What the task asks: Lay out everything from the start of the entries down to the line containing "x-tick-label: 20 [1046,1408,1075,1438]" as a Markdown table with the columns No. and Entry, numbering each line and leaving out blank lines.

════

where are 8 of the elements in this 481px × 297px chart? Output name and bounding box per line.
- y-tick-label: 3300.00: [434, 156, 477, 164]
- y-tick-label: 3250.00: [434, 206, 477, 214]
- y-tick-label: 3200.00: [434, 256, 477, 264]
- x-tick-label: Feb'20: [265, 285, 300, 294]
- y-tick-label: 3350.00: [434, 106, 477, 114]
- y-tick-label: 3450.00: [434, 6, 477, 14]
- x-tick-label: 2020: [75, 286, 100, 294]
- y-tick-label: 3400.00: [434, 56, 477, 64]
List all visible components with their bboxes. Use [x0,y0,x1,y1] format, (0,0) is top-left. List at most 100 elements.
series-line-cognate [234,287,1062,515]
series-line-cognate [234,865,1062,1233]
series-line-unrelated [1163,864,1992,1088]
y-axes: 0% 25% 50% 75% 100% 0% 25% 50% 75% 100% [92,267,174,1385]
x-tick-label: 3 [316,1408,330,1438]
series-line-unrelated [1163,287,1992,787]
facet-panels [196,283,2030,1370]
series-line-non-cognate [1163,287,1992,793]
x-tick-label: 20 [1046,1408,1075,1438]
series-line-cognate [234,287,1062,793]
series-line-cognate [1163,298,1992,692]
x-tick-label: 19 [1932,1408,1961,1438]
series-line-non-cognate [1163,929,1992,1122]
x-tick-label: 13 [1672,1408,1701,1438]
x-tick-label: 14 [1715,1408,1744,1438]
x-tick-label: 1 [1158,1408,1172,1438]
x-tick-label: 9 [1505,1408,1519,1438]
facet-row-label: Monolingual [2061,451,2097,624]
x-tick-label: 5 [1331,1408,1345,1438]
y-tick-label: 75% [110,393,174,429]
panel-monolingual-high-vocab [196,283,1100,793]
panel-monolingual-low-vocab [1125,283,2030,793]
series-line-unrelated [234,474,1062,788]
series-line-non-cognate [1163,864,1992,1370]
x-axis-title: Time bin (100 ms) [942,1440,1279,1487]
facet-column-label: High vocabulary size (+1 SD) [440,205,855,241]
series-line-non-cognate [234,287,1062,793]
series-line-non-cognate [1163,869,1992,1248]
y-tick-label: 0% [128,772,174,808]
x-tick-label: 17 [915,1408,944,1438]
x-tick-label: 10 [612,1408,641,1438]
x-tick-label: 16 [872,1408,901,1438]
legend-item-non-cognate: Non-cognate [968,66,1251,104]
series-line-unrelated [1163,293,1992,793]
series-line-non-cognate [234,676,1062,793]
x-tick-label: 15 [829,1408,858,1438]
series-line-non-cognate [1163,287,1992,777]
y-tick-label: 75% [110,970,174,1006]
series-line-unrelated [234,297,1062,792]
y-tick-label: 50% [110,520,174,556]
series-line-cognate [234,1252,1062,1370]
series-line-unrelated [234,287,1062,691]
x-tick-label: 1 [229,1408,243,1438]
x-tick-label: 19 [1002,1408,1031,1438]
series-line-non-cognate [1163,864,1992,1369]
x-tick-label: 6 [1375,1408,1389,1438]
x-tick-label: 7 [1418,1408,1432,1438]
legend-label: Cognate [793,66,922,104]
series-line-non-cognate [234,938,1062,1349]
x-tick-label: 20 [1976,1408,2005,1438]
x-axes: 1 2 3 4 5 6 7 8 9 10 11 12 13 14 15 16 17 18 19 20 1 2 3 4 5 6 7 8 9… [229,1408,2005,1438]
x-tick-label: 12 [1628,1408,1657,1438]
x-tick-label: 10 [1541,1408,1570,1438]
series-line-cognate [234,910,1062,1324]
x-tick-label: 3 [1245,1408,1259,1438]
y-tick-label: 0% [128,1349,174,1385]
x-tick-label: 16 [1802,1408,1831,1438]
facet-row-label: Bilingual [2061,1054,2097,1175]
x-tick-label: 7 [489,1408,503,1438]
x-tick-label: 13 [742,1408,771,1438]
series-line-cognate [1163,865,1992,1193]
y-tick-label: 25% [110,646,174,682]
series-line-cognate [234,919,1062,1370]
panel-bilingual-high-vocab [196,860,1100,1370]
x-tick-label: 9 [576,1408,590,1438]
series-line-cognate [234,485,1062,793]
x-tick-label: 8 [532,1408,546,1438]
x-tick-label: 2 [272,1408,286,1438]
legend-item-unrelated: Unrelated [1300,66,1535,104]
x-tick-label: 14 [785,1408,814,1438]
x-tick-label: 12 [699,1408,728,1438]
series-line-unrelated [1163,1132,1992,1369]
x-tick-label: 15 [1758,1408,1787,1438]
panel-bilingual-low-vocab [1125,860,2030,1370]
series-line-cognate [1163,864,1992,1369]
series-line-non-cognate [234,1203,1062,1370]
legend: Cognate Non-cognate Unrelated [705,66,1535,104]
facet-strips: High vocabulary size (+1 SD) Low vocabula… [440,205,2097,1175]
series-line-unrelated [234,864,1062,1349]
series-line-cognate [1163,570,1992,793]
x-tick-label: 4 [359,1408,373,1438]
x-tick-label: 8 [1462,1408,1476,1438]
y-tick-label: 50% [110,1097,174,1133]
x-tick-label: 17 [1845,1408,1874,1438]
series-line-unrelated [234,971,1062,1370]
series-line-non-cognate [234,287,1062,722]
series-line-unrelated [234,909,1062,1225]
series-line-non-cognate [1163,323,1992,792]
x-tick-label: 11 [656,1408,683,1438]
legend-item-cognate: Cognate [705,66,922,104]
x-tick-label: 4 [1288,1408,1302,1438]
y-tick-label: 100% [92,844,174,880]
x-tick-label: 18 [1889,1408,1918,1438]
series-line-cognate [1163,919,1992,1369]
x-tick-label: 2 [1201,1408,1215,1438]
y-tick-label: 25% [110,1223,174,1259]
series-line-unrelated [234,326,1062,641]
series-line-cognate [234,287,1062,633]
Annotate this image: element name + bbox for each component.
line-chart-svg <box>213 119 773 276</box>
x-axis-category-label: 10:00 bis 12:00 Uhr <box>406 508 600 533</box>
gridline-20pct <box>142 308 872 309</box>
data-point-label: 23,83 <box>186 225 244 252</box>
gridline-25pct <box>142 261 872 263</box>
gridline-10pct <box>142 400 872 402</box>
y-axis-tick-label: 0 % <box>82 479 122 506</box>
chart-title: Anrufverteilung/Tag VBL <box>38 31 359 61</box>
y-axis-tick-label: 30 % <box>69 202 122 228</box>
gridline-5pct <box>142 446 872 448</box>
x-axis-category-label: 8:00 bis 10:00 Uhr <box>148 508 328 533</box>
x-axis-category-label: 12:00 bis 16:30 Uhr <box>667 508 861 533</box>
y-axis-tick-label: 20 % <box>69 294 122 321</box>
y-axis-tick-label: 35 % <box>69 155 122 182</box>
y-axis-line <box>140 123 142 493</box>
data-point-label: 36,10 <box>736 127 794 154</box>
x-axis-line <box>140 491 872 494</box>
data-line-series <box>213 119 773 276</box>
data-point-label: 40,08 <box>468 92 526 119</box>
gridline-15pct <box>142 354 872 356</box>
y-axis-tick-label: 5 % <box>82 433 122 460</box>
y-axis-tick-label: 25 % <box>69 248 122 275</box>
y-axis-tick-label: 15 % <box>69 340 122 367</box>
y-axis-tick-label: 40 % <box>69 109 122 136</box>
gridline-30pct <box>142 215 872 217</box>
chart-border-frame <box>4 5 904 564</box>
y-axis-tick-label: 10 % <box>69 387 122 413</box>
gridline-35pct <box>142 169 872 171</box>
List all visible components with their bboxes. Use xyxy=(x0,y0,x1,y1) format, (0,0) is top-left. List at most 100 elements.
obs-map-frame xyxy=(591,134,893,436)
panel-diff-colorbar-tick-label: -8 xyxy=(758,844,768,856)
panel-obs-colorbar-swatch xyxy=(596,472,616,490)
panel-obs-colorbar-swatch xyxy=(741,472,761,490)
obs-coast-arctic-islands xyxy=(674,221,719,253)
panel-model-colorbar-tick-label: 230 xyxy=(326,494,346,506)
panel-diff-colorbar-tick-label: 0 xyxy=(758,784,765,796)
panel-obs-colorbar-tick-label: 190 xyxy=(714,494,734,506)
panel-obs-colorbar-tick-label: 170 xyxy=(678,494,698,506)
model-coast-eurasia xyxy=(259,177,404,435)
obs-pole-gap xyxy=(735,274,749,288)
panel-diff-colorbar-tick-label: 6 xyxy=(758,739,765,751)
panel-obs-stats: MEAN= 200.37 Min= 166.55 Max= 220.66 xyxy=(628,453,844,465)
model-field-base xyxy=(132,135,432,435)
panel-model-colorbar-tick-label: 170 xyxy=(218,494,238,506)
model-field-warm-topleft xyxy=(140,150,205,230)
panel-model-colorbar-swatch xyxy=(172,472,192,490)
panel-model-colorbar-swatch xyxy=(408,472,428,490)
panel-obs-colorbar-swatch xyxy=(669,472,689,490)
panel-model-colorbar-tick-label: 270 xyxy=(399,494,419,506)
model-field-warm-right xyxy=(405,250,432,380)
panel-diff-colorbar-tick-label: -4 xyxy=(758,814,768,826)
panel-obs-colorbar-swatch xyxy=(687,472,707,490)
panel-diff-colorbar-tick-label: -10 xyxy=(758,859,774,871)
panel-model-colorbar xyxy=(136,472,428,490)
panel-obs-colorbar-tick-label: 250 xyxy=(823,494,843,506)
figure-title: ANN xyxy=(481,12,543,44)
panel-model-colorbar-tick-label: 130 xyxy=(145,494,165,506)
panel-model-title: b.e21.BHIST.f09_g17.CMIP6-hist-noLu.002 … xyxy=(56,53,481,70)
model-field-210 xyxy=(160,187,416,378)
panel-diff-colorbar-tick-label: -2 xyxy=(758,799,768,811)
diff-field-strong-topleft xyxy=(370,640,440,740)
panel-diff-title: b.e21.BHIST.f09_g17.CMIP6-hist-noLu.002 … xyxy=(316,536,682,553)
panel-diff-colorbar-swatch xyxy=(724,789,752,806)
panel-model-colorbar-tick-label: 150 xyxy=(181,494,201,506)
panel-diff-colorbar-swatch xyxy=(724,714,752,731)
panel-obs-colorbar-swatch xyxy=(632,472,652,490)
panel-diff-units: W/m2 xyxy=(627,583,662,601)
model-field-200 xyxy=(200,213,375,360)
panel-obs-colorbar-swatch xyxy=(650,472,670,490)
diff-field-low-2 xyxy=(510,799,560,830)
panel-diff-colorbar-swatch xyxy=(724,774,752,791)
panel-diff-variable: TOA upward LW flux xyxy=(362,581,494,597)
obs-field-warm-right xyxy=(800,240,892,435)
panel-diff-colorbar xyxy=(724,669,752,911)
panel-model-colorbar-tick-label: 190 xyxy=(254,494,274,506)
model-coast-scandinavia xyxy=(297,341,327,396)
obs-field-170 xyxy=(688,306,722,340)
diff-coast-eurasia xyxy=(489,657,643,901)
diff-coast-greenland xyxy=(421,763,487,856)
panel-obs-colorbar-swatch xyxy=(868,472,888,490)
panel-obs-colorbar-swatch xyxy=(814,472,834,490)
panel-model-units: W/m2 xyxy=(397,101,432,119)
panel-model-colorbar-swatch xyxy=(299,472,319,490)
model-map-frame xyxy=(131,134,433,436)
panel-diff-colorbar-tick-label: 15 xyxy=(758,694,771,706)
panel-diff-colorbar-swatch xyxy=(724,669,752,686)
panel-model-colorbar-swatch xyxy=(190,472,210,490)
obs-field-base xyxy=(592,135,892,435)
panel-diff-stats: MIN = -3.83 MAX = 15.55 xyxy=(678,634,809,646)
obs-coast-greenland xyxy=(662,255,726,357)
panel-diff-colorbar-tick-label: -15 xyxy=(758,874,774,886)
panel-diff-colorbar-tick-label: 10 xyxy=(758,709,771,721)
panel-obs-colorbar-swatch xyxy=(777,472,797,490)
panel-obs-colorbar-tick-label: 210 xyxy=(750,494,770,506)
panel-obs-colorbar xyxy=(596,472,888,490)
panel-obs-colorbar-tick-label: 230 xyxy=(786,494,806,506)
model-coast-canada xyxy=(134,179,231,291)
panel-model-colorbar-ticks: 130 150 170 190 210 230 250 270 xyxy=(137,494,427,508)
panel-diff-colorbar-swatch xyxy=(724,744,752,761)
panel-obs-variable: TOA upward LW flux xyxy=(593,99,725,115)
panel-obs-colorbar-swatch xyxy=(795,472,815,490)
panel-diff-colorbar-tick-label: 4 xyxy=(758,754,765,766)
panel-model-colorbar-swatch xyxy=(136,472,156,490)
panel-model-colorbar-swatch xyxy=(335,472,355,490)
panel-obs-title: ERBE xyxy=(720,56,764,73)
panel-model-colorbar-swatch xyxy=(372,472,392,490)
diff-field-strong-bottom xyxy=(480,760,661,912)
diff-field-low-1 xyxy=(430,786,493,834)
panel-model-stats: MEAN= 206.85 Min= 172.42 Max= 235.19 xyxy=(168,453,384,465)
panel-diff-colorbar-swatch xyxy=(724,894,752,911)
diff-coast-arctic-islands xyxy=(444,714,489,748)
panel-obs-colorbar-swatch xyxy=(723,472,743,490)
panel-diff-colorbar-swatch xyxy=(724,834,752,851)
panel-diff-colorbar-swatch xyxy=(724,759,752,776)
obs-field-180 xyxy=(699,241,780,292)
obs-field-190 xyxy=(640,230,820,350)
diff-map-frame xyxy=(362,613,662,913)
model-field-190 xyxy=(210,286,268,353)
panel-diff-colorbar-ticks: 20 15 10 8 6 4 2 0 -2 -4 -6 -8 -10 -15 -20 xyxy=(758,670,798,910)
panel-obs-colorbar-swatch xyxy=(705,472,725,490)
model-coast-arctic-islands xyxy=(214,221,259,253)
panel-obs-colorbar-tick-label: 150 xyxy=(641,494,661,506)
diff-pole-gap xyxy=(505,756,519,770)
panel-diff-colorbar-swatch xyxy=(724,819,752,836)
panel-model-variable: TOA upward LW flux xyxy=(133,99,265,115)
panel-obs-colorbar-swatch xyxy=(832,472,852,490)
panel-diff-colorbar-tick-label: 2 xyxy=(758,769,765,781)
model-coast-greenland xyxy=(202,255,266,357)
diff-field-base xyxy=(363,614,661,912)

════

Answer to the task:
| No. | Entry |
|---|---|
| 1 | where are 8 of the elements in this 481px × 297px chart? Output name and bounding box per line. |
| 2 | - y-tick-label: 3300.00: [434, 156, 477, 164] |
| 3 | - y-tick-label: 3250.00: [434, 206, 477, 214] |
| 4 | - y-tick-label: 3200.00: [434, 256, 477, 264] |
| 5 | - x-tick-label: Feb'20: [265, 285, 300, 294] |
| 6 | - y-tick-label: 3350.00: [434, 106, 477, 114] |
| 7 | - y-tick-label: 3450.00: [434, 6, 477, 14] |
| 8 | - x-tick-label: 2020: [75, 286, 100, 294] |
| 9 | - y-tick-label: 3400.00: [434, 56, 477, 64] |
| 10 | List all visible components with their bboxes. Use [x0,y0,x1,y1] format, (0,0) is top-left. List at most 100 elements. |
| 11 | series-line-cognate [234,287,1062,515] |
| 12 | series-line-cognate [234,865,1062,1233] |
| 13 | series-line-unrelated [1163,864,1992,1088] |
| 14 | y-axes: 0% 25% 50% 75% 100% 0% 25% 50% 75% 100% [92,267,174,1385] |
| 15 | x-tick-label: 3 [316,1408,330,1438] |
| 16 | series-line-unrelated [1163,287,1992,787] |
| 17 | facet-panels [196,283,2030,1370] |
| 18 | series-line-non-cognate [1163,287,1992,793] |
| 19 | x-tick-label: 20 [1046,1408,1075,1438] |